● **TASK REQUIREMENTS**
Transcribe each entry below exactly. Pictures do not go in the copy.

● **RECORDED INFORMATION**
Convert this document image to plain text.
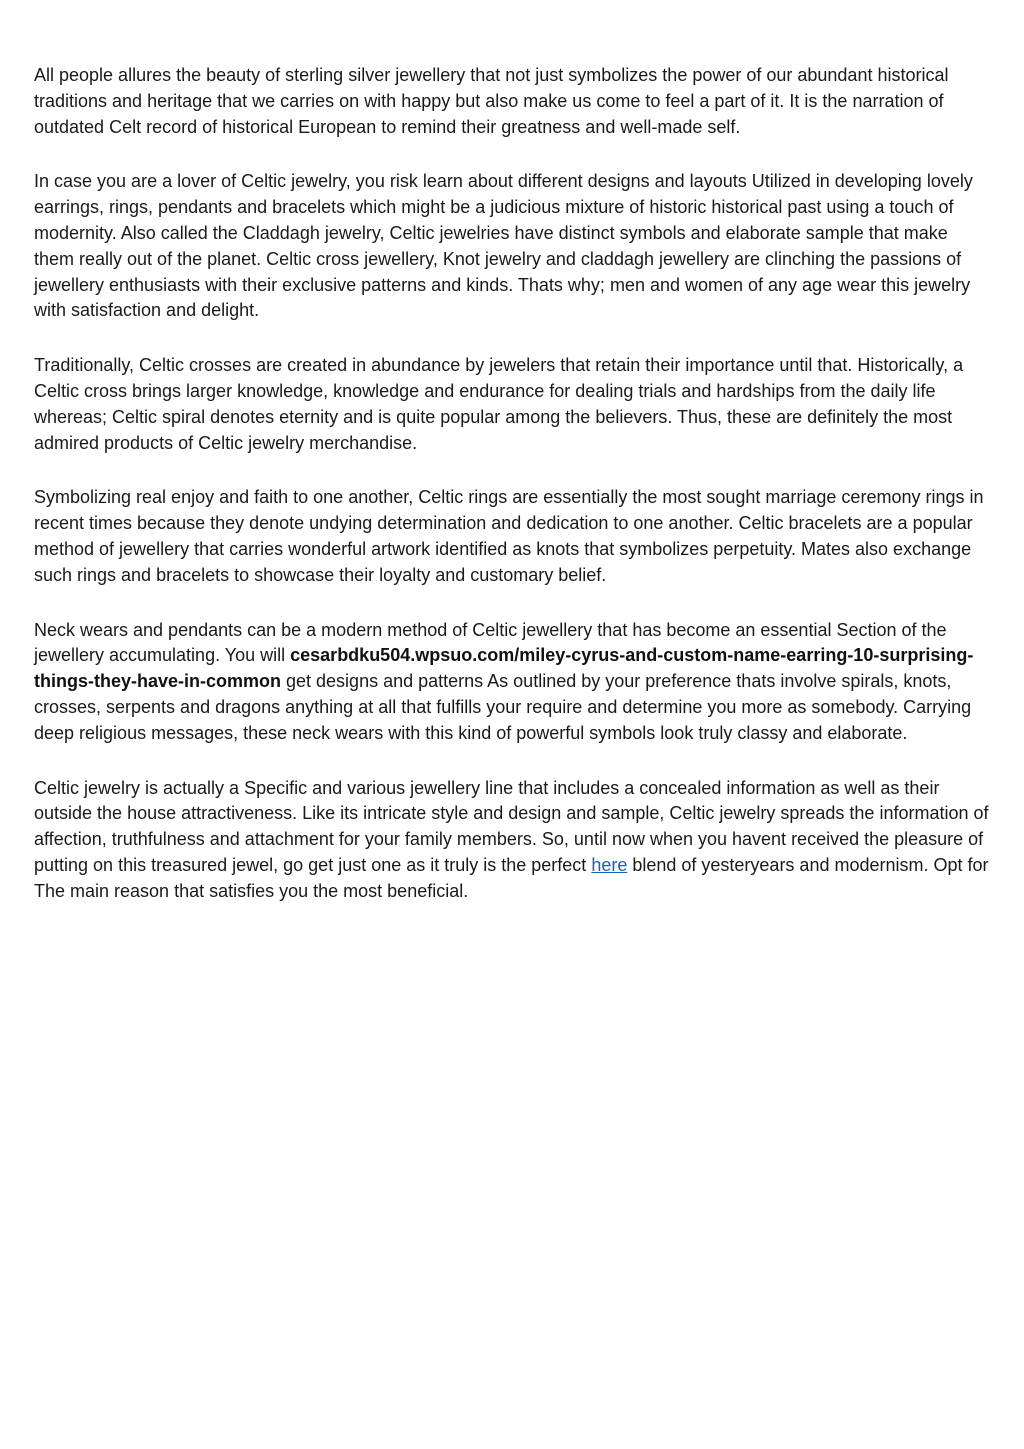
All people allures the beauty of sterling silver jewellery that not just symbolizes the power of our abundant historical traditions and heritage that we carries on with happy but also make us come to feel a part of it. It is the narration of outdated Celt record of historical European to remind their greatness and well-made self.

In case you are a lover of Celtic jewelry, you risk learn about different designs and layouts Utilized in developing lovely earrings, rings, pendants and bracelets which might be a judicious mixture of historic historical past using a touch of modernity. Also called the Claddagh jewelry, Celtic jewelries have distinct symbols and elaborate sample that make them really out of the planet. Celtic cross jewellery, Knot jewelry and claddagh jewellery are clinching the passions of jewellery enthusiasts with their exclusive patterns and kinds. Thats why; men and women of any age wear this jewelry with satisfaction and delight.

Traditionally, Celtic crosses are created in abundance by jewelers that retain their importance until that. Historically, a Celtic cross brings larger knowledge, knowledge and endurance for dealing trials and hardships from the daily life whereas; Celtic spiral denotes eternity and is quite popular among the believers. Thus, these are definitely the most admired products of Celtic jewelry merchandise.

Symbolizing real enjoy and faith to one another, Celtic rings are essentially the most sought marriage ceremony rings in recent times because they denote undying determination and dedication to one another. Celtic bracelets are a popular method of jewellery that carries wonderful artwork identified as knots that symbolizes perpetuity. Mates also exchange such rings and bracelets to showcase their loyalty and customary belief.

Neck wears and pendants can be a modern method of Celtic jewellery that has become an essential Section of the jewellery accumulating. You will cesarbdku504.wpsuo.com/miley-cyrus-and-custom-name-earring-10-surprising-things-they-have-in-common get designs and patterns As outlined by your preference thats involve spirals, knots, crosses, serpents and dragons anything at all that fulfills your require and determine you more as somebody. Carrying deep religious messages, these neck wears with this kind of powerful symbols look truly classy and elaborate.

Celtic jewelry is actually a Specific and various jewellery line that includes a concealed information as well as their outside the house attractiveness. Like its intricate style and design and sample, Celtic jewelry spreads the information of affection, truthfulness and attachment for your family members. So, until now when you havent received the pleasure of putting on this treasured jewel, go get just one as it truly is the perfect here blend of yesteryears and modernism. Opt for The main reason that satisfies you the most beneficial.
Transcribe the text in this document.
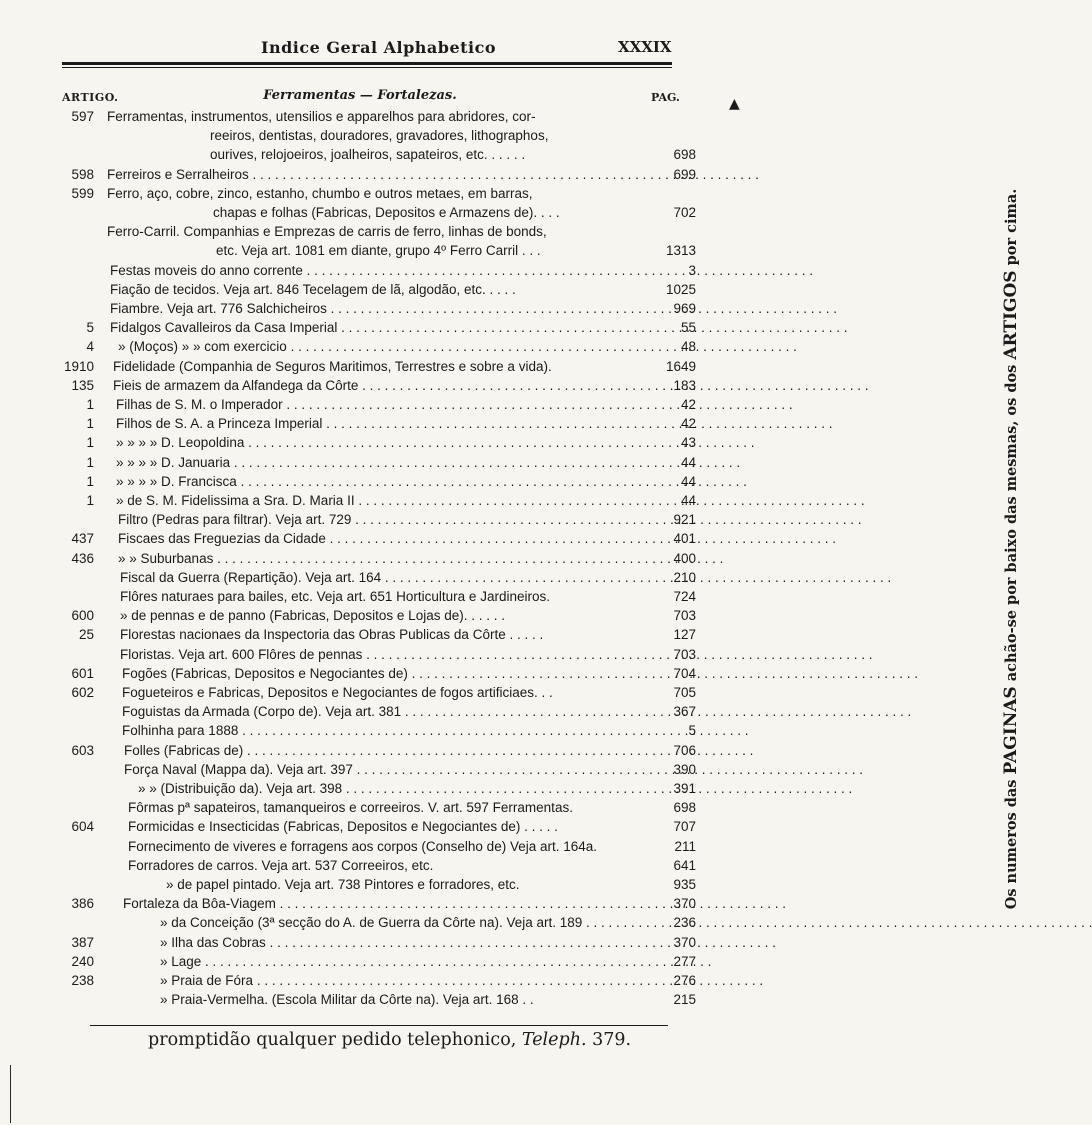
Indice Geral Alphabetico	XXXIX
ARTIGO.	Ferramentas — Fortalezas.	PAG.
597 Ferramentas, instrumentos, utensilios e apparelhos para abridores, cor-
reeiros, dentistas, douradores, gravadores, lithographos,
ourives, relojoeiros, joalheiros, sapateiros, etc. . . . . .	698
598 Ferreiros e Serralheiros . . .	699
599 Ferro, aço, cobre, zinco, estanho, chumbo e outros metaes, em barras,
chapas e folhas (Fabricas, Depositos e Armazens de). . . .	702
Ferro-Carril. Companhias e Emprezas de carris de ferro, linhas de bonds,
etc. Veja art. 1081 em diante, grupo 4º Ferro Carril . . .	1313
Festas moveis do anno corrente . . .	3
Fiação de tecidos. Veja art. 846 Tecelagem de lã, algodão, etc. . . . .	1025
Fiambre. Veja art. 776 Salchicheiros . . .	969
5 Fidalgos Cavalleiros da Casa Imperial . . .	55
4 » (Moços) » » com exercicio . . .	48
1910 Fidelidade (Companhia de Seguros Maritimos, Terrestres e sobre a vida).	1649
135 Fieis de armazem da Alfandega da Côrte . . .	183
1 Filhas de S. M. o Imperador . . .	42
1 Filhos de S. A. a Princeza Imperial . . .	42
1 » » » » D. Leopoldina . . .	43
1 » » » » D. Januaria . . .	44
1 » » » » D. Francisca . . .	44
1 » de S. M. Fidelissima a Sra. D. Maria II . . .	44
Filtro (Pedras para filtrar). Veja art. 729 . . .	921
437 Fiscaes das Freguezias da Cidade . . .	401
436 » » Suburbanas . . .	400
Fiscal da Guerra (Repartição). Veja art. 164 . . .	210
Flôres naturaes para bailes, etc. Veja art. 651 Horticultura e Jardineiros.	724
600 » de pennas e de panno (Fabricas, Depositos e Lojas de). . . . . .	703
25 Florestas nacionaes da Inspectoria das Obras Publicas da Côrte . . . . .	127
Floristas. Veja art. 600 Flôres de pennas . . .	703
601 Fogões (Fabricas, Depositos e Negociantes de) . . .	704
602 Fogueteiros e Fabricas, Depositos e Negociantes de fogos artificiaes. . .	705
Foguistas da Armada (Corpo de). Veja art. 381 . . .	367
Folhinha para 1888 . . .	5
603 Folles (Fabricas de) . . .	706
Força Naval (Mappa da). Veja art. 397 . . .	390
» » (Distribuição da). Veja art. 398 . . .	391
Fôrmas pª sapateiros, tamanqueiros e correeiros. V. art. 597 Ferramentas.	698
604	Formicidas e Insecticidas (Fabricas, Depositos e Negociantes de) . . . . .	707
Fornecimento de viveres e forragens aos corpos (Conselho de) Veja art. 164a.	211
Forradores de carros. Veja art. 537 Correeiros, etc.	641
» de papel pintado. Veja art. 738 Pintores e forradores, etc.	935
386 Fortaleza da Bôa-Viagem . . .	370
» da Conceição (3ª secção do A. de Guerra da Côrte na). Veja art. 189 . . .	236
387	» Ilha das Cobras . . .	370
240	» Lage . . .	277
238	» Praia de Fóra . . .	276
» Praia-Vermelha. (Escola Militar da Côrte na). Veja art. 168 . .	215
promptidão qualquer pedido telephonico, Teleph. 379.
Os numeros das PAGINAS achão-se por baixo das mesmas, os dos ARTIGOS por cima.
▲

● **THE RESPONSE**
Convert this document image to plain text.
All people allures the beauty of sterling silver jewellery that not just symbolizes the power of our abundant historical traditions and heritage that we carries on with happy but also make us come to feel a part of it. It is the narration of outdated Celt record of historical European to remind their greatness and well-made self.

In case you are a lover of Celtic jewelry, you risk learn about different designs and layouts Utilized in developing lovely earrings, rings, pendants and bracelets which might be a judicious mixture of historic historical past using a touch of modernity. Also called the Claddagh jewelry, Celtic jewelries have distinct symbols and elaborate sample that make them really out of the planet. Celtic cross jewellery, Knot jewelry and claddagh jewellery are clinching the passions of jewellery enthusiasts with their exclusive patterns and kinds. Thats why; men and women of any age wear this jewelry with satisfaction and delight.

Traditionally, Celtic crosses are created in abundance by jewelers that retain their importance until that. Historically, a Celtic cross brings larger knowledge, knowledge and endurance for dealing trials and hardships from the daily life whereas; Celtic spiral denotes eternity and is quite popular among the believers. Thus, these are definitely the most admired products of Celtic jewelry merchandise.

Symbolizing real enjoy and faith to one another, Celtic rings are essentially the most sought marriage ceremony rings in recent times because they denote undying determination and dedication to one another. Celtic bracelets are a popular method of jewellery that carries wonderful artwork identified as knots that symbolizes perpetuity. Mates also exchange such rings and bracelets to showcase their loyalty and customary belief.

Neck wears and pendants can be a modern method of Celtic jewellery that has become an essential Section of the jewellery accumulating. You will cesarbdku504.wpsuo.com/miley-cyrus-and-custom-name-earring-10-surprising-things-they-have-in-common get designs and patterns As outlined by your preference thats involve spirals, knots, crosses, serpents and dragons anything at all that fulfills your require and determine you more as somebody. Carrying deep religious messages, these neck wears with this kind of powerful symbols look truly classy and elaborate.

Celtic jewelry is actually a Specific and various jewellery line that includes a concealed information as well as their outside the house attractiveness. Like its intricate style and design and sample, Celtic jewelry spreads the information of affection, truthfulness and attachment for your family members. So, until now when you havent received the pleasure of putting on this treasured jewel, go get just one as it truly is the perfect here blend of yesteryears and modernism. Opt for The main reason that satisfies you the most beneficial.
Transcribe the text in this document.
Indice Geral Alphabetico	XXXIX
ARTIGO.	Ferramentas — Fortalezas.	PAG.
597 Ferramentas, instrumentos, utensilios e apparelhos para abridores, cor-
reeiros, dentistas, douradores, gravadores, lithographos,
ourives, relojoeiros, joalheiros, sapateiros, etc. . . . . .	698
598 Ferreiros e Serralheiros . . .	699
599 Ferro, aço, cobre, zinco, estanho, chumbo e outros metaes, em barras,
chapas e folhas (Fabricas, Depositos e Armazens de). . . .	702
Ferro-Carril. Companhias e Emprezas de carris de ferro, linhas de bonds,
etc. Veja art. 1081 em diante, grupo 4º Ferro Carril . . .	1313
Festas moveis do anno corrente . . .	3
Fiação de tecidos. Veja art. 846 Tecelagem de lã, algodão, etc. . . . .	1025
Fiambre. Veja art. 776 Salchicheiros . . .	969
5 Fidalgos Cavalleiros da Casa Imperial . . .	55
4 » (Moços) » » com exercicio . . .	48
1910 Fidelidade (Companhia de Seguros Maritimos, Terrestres e sobre a vida).	1649
135 Fieis de armazem da Alfandega da Côrte . . .	183
1 Filhas de S. M. o Imperador . . .	42
1 Filhos de S. A. a Princeza Imperial . . .	42
1 » » » » D. Leopoldina . . .	43
1 » » » » D. Januaria . . .	44
1 » » » » D. Francisca . . .	44
1 » de S. M. Fidelissima a Sra. D. Maria II . . .	44
Filtro (Pedras para filtrar). Veja art. 729 . . .	921
437 Fiscaes das Freguezias da Cidade . . .	401
436 » » Suburbanas . . .	400
Fiscal da Guerra (Repartição). Veja art. 164 . . .	210
Flôres naturaes para bailes, etc. Veja art. 651 Horticultura e Jardineiros.	724
600 » de pennas e de panno (Fabricas, Depositos e Lojas de). . . . . .	703
25 Florestas nacionaes da Inspectoria das Obras Publicas da Côrte . . . . .	127
Floristas. Veja art. 600 Flôres de pennas . . .	703
601 Fogões (Fabricas, Depositos e Negociantes de) . . .	704
602 Fogueteiros e Fabricas, Depositos e Negociantes de fogos artificiaes. . .	705
Foguistas da Armada (Corpo de). Veja art. 381 . . .	367
Folhinha para 1888 . . .	5
603 Folles (Fabricas de) . . .	706
Força Naval (Mappa da). Veja art. 397 . . .	390
» » (Distribuição da). Veja art. 398 . . .	391
Fôrmas pª sapateiros, tamanqueiros e correeiros. V. art. 597 Ferramentas.	698
604	Formicidas e Insecticidas (Fabricas, Depositos e Negociantes de) . . . . .	707
Fornecimento de viveres e forragens aos corpos (Conselho de) Veja art. 164a.	211
Forradores de carros. Veja art. 537 Correeiros, etc.	641
» de papel pintado. Veja art. 738 Pintores e forradores, etc.	935
386 Fortaleza da Bôa-Viagem . . .	370
» da Conceição (3ª secção do A. de Guerra da Côrte na). Veja art. 189 . . .	236
387	» Ilha das Cobras . . .	370
240	» Lage . . .	277
238	» Praia de Fóra . . .	276
» Praia-Vermelha. (Escola Militar da Côrte na). Veja art. 168 . .	215
promptidão qualquer pedido telephonico, Teleph. 379.
Os numeros das PAGINAS achão-se por baixo das mesmas, os dos ARTIGOS por cima.
▲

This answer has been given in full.